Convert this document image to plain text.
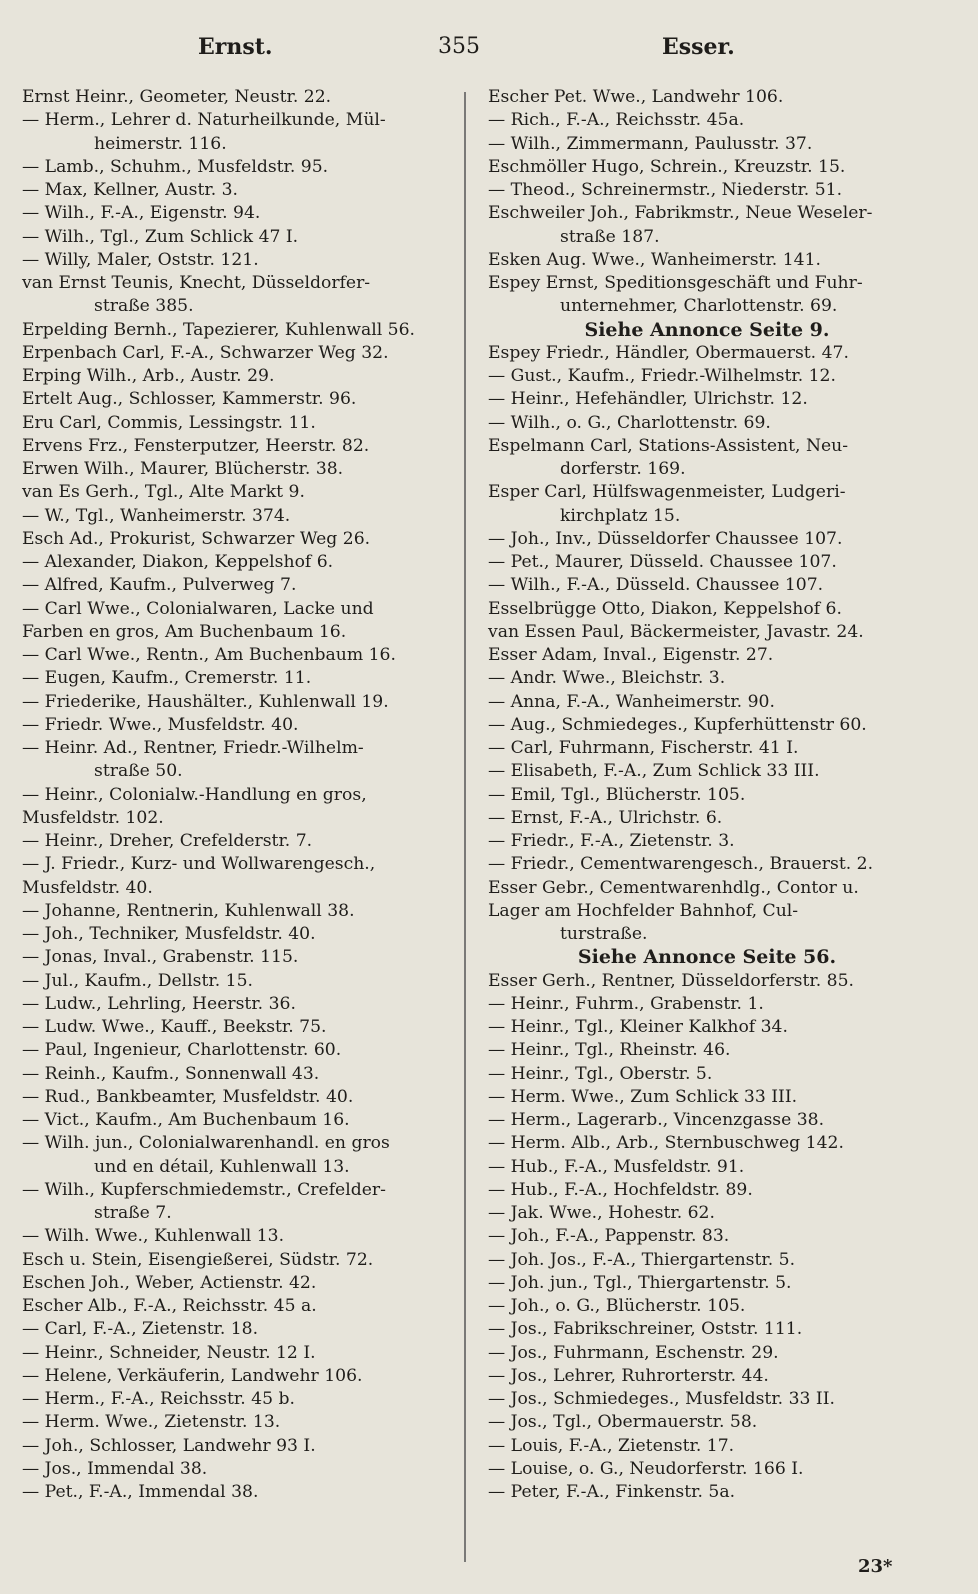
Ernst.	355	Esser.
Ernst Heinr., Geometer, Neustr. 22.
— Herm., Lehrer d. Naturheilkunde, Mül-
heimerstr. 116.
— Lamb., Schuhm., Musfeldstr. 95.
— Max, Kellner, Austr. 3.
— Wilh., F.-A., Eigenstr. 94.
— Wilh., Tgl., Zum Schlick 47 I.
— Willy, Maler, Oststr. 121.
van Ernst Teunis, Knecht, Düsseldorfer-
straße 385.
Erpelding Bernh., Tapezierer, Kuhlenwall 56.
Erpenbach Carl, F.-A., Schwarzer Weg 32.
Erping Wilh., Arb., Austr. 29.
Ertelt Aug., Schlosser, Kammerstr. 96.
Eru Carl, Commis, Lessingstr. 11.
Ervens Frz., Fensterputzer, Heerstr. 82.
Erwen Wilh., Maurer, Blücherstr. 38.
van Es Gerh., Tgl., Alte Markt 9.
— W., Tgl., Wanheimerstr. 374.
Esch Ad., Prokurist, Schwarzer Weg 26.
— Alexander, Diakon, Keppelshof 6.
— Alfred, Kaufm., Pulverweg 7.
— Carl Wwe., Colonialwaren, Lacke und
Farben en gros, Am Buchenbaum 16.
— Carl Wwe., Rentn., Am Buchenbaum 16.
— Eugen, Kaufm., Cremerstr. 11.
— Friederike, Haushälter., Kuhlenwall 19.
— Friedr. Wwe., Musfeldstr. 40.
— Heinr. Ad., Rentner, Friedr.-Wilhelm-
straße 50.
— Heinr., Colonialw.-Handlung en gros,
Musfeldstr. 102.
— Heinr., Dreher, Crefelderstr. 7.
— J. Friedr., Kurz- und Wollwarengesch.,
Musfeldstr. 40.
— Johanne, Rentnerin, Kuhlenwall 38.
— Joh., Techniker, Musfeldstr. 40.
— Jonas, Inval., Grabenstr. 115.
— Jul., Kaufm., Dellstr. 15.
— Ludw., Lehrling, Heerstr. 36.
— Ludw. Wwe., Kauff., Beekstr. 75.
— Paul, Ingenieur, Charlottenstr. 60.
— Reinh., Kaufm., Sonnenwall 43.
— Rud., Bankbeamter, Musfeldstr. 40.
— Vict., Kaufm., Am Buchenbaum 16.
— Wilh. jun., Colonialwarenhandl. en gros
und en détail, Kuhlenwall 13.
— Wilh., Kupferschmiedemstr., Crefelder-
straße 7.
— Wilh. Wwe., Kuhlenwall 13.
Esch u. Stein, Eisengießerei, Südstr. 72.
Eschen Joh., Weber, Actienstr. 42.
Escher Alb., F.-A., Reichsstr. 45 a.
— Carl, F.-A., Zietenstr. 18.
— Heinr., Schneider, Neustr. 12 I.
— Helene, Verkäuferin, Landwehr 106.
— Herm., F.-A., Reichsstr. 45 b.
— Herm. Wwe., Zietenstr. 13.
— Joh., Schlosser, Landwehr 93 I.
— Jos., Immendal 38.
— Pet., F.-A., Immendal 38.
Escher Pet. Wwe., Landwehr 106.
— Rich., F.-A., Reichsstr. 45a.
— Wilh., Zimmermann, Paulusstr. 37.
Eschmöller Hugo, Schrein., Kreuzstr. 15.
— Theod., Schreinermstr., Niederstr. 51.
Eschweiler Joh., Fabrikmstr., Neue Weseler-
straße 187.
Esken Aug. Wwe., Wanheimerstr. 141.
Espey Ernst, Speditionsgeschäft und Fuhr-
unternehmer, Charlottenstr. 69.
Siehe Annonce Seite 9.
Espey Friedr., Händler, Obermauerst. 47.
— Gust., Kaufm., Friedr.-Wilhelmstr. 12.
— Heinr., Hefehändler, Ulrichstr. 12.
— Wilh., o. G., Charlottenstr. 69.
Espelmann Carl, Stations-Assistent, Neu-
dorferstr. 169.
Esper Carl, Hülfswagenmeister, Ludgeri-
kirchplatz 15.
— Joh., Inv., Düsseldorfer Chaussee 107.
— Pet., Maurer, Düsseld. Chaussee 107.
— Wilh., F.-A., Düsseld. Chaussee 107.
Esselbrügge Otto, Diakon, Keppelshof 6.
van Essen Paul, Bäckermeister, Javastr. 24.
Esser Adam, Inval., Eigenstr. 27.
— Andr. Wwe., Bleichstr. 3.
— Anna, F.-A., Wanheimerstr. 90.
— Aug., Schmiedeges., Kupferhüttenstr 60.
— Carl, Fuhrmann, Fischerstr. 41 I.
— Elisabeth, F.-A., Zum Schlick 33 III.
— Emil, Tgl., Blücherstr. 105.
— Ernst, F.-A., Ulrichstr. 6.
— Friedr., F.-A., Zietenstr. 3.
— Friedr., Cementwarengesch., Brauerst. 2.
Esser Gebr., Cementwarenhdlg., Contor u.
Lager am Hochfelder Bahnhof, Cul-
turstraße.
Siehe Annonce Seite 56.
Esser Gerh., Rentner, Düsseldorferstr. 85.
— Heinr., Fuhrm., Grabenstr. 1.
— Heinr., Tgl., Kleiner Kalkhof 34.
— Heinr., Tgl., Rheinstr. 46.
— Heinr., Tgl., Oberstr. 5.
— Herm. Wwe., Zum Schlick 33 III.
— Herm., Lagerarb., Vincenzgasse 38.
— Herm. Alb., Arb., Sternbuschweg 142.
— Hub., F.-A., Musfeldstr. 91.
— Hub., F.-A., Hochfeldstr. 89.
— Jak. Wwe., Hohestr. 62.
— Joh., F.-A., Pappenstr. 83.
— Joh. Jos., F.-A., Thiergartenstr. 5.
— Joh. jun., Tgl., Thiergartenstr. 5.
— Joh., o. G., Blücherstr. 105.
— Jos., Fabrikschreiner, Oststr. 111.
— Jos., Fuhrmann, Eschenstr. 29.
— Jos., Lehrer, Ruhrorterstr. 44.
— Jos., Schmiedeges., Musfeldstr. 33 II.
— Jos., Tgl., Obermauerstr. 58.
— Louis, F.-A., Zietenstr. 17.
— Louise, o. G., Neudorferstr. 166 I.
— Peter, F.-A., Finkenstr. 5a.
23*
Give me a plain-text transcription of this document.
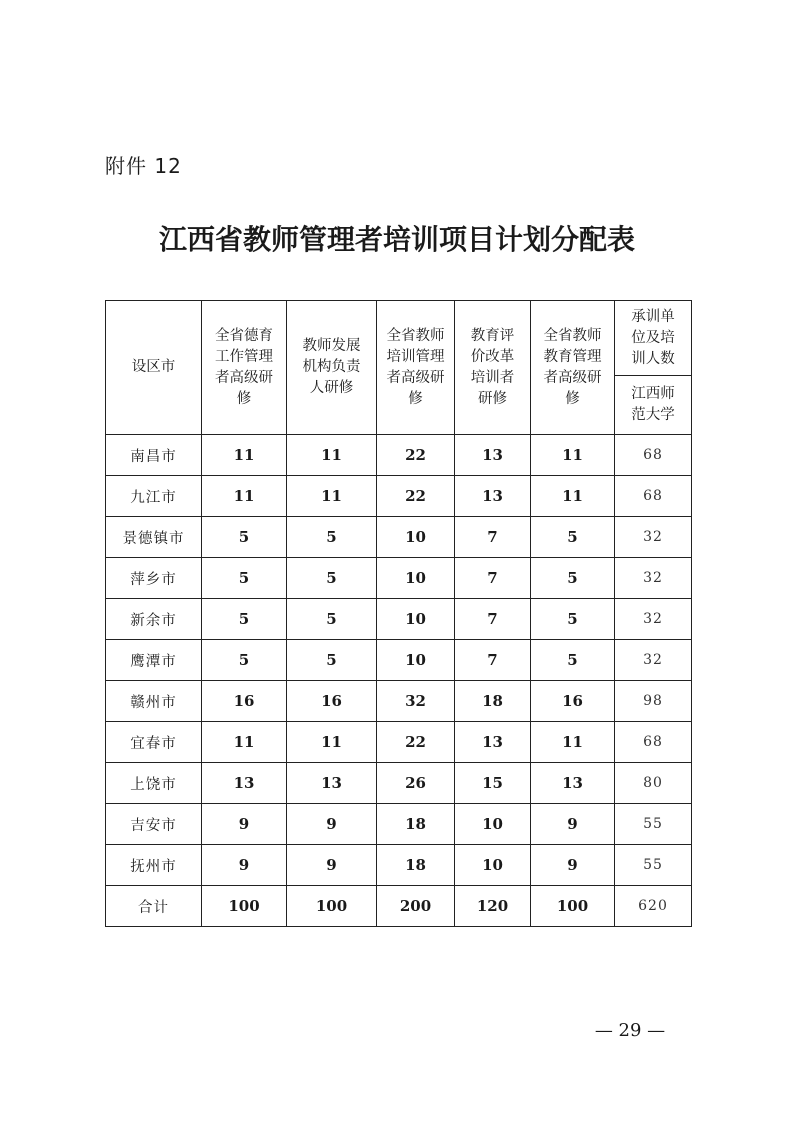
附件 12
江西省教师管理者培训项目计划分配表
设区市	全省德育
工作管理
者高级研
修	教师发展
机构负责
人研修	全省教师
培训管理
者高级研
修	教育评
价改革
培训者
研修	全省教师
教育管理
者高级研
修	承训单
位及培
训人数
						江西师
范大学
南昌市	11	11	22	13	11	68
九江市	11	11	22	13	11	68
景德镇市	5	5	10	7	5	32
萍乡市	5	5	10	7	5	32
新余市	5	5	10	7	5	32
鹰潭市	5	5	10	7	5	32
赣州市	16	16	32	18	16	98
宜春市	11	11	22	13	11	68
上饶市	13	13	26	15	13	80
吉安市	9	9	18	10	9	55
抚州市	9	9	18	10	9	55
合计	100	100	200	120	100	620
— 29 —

________

▸ **AIM**: Lines containing the word "Charlottenstr" are to be counted in the listing; state their number alone.

▸ **THE COMPLETED TASK**: 3